*GIVEN RECORDS*
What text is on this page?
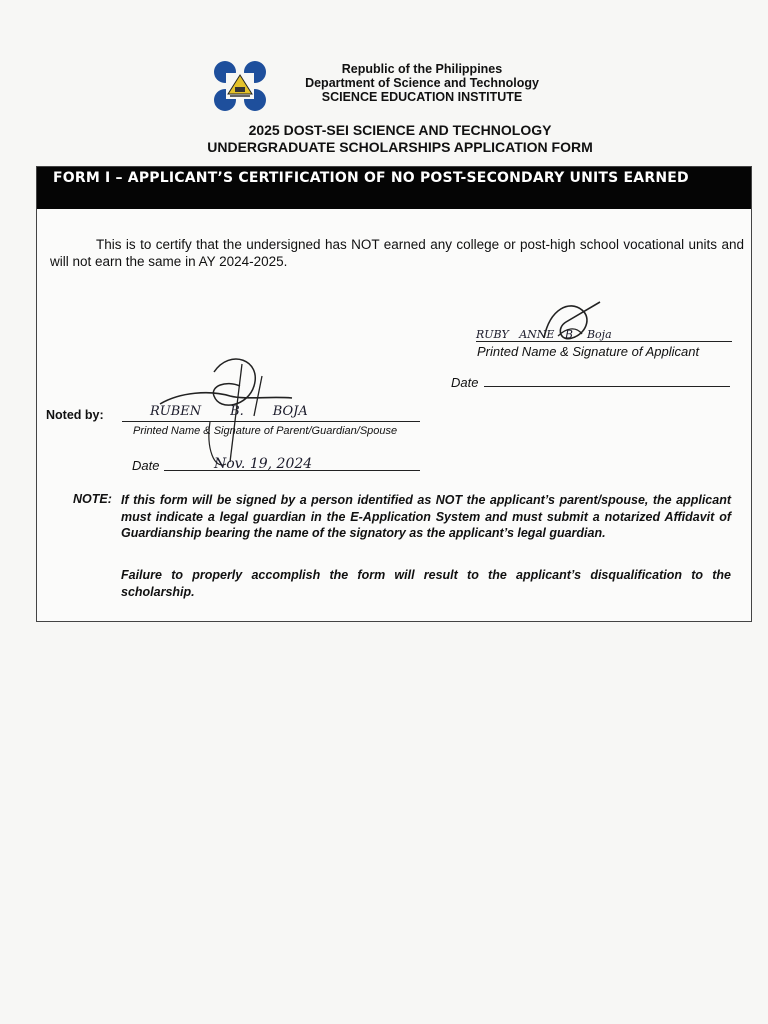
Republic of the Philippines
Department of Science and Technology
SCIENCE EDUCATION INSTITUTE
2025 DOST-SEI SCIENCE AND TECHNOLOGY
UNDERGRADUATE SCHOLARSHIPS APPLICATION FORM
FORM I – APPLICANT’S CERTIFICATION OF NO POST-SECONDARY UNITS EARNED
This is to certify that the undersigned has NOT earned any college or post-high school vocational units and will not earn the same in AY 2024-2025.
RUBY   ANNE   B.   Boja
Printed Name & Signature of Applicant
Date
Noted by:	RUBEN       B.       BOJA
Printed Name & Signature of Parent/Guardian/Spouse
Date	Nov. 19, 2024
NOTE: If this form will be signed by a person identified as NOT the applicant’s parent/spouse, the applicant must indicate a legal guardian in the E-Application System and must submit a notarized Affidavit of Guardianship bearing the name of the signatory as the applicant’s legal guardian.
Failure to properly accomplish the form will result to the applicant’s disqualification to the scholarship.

==

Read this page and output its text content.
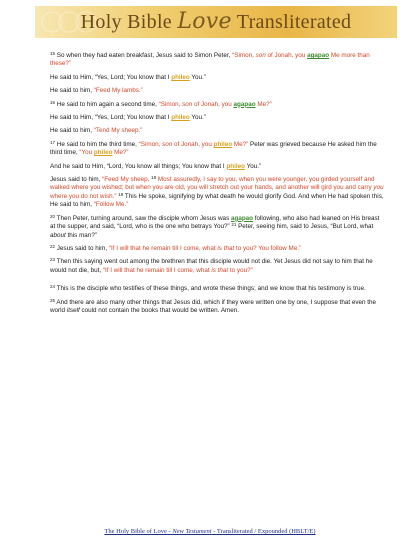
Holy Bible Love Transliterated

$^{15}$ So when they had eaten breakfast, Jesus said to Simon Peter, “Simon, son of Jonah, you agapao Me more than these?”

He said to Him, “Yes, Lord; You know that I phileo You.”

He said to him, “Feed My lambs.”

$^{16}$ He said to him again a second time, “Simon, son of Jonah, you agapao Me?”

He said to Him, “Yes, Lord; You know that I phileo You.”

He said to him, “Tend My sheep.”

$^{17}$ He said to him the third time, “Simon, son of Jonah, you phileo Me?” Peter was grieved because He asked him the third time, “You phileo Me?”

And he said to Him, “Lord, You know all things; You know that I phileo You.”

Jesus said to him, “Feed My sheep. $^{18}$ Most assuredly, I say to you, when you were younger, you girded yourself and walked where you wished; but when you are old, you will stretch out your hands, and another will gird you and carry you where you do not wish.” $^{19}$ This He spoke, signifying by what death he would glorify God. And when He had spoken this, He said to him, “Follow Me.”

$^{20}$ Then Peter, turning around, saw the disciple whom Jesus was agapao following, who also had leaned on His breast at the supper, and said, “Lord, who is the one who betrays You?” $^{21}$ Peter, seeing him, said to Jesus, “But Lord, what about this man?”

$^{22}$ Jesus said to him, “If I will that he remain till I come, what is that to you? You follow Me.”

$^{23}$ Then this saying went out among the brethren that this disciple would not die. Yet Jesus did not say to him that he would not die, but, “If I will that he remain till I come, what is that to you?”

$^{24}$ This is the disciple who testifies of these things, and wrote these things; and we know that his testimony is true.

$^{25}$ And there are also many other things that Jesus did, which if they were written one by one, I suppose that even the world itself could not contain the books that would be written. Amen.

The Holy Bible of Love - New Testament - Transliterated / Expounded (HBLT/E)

---

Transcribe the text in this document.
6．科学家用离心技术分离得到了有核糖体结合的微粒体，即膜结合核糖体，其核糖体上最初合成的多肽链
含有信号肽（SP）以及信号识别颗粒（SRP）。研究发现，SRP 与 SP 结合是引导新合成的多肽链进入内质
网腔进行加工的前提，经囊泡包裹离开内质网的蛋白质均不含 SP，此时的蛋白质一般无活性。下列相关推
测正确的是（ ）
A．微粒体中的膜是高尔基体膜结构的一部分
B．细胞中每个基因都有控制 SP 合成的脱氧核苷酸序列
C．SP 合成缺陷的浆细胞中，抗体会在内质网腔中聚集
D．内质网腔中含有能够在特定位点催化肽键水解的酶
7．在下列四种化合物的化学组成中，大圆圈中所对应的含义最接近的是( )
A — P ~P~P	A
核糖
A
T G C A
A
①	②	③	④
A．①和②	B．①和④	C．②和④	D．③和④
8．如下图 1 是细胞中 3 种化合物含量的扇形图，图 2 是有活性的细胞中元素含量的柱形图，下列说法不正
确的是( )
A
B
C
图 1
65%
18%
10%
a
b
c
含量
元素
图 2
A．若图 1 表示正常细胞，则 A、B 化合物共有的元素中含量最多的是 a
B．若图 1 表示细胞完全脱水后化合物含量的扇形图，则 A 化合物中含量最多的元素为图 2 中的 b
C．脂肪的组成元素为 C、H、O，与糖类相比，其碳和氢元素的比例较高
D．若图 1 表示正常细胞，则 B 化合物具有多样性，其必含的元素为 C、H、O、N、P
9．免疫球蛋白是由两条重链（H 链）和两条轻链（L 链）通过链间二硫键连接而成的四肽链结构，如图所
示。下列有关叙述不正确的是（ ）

*INSTRUCTIONS TO FOLLOW*
Copy all the lines above that hold the string "know".

*EXPECTED ANSWER*
He said to Him, “Yes, Lord; You know that I phileo You.”
He said to Him, “Yes, Lord; You know that I phileo You.”
And he said to Him, “Lord, You know all things; You know that I phileo You.”
$^{24}$ This is the disciple who testifies of these things, and wrote these things; and we know that his testimony is true.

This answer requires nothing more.